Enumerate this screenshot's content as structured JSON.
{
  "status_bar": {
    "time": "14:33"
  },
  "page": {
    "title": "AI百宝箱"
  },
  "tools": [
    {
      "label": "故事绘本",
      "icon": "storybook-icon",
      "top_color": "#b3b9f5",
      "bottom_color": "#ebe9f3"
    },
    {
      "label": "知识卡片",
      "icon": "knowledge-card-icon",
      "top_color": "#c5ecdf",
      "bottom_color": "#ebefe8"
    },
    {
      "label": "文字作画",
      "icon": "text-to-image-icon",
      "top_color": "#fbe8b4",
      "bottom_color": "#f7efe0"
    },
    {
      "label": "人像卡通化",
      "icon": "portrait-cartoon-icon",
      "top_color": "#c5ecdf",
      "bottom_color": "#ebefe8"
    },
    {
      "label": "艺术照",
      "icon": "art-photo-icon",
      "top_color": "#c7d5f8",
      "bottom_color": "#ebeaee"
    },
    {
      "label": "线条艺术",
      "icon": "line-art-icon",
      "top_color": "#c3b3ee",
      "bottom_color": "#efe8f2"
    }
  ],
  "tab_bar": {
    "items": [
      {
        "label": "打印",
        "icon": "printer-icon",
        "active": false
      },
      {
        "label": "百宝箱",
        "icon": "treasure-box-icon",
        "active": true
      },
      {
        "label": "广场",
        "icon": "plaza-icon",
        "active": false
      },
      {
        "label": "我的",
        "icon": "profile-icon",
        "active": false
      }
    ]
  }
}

__________________________________________________

Give back the data above exactly as it appears.

Reply =
Enumerate this screenshot's content as structured JSON.
{
  "status_bar": {
    "time": "14:33"
  },
  "page": {
    "title": "AI百宝箱"
  },
  "tools": [
    {
      "label": "故事绘本",
      "icon": "storybook-icon",
      "top_color": "#b3b9f5",
      "bottom_color": "#ebe9f3"
    },
    {
      "label": "知识卡片",
      "icon": "knowledge-card-icon",
      "top_color": "#c5ecdf",
      "bottom_color": "#ebefe8"
    },
    {
      "label": "文字作画",
      "icon": "text-to-image-icon",
      "top_color": "#fbe8b4",
      "bottom_color": "#f7efe0"
    },
    {
      "label": "人像卡通化",
      "icon": "portrait-cartoon-icon",
      "top_color": "#c5ecdf",
      "bottom_color": "#ebefe8"
    },
    {
      "label": "艺术照",
      "icon": "art-photo-icon",
      "top_color": "#c7d5f8",
      "bottom_color": "#ebeaee"
    },
    {
      "label": "线条艺术",
      "icon": "line-art-icon",
      "top_color": "#c3b3ee",
      "bottom_color": "#efe8f2"
    }
  ],
  "tab_bar": {
    "items": [
      {
        "label": "打印",
        "icon": "printer-icon",
        "active": false
      },
      {
        "label": "百宝箱",
        "icon": "treasure-box-icon",
        "active": true
      },
      {
        "label": "广场",
        "icon": "plaza-icon",
        "active": false
      },
      {
        "label": "我的",
        "icon": "profile-icon",
        "active": false
      }
    ]
  }
}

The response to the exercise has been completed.